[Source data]
= = = = = = =

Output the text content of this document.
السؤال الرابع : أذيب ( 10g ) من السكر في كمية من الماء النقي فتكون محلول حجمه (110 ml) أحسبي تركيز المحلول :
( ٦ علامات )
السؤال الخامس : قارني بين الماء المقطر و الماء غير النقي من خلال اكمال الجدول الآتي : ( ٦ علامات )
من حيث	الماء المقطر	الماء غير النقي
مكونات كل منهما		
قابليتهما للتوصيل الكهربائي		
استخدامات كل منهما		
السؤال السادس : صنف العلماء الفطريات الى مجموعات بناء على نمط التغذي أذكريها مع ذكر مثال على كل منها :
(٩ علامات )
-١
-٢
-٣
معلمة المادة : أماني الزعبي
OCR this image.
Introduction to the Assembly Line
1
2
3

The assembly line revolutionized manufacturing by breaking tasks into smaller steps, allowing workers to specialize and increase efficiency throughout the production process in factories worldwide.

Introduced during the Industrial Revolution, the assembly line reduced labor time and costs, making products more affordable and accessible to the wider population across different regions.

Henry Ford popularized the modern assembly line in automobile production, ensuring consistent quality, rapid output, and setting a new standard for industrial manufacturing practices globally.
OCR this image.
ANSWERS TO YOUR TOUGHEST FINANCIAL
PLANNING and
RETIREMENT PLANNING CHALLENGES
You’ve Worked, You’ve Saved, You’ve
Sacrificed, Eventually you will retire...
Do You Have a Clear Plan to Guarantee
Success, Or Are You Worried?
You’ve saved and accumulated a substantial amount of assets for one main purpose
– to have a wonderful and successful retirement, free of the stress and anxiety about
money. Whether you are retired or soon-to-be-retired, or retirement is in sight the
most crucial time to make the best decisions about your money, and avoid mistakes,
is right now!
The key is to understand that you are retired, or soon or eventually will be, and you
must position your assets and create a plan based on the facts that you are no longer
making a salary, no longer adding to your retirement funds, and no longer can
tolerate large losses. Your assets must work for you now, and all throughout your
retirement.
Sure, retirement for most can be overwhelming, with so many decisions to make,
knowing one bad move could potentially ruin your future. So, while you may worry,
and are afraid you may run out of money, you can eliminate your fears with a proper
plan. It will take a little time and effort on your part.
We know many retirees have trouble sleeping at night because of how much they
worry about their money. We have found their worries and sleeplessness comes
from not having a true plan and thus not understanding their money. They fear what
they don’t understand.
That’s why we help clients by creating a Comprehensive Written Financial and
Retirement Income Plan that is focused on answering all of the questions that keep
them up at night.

= = = = = = =

• [Set problem]
Copy all lines of the listing above that contain the string "will".

• [Problem solution]
Sacrificed, Eventually you will retire...
The key is to understand that you are retired, or soon or eventually will be, and you
plan. It will take a little time and effort on your part.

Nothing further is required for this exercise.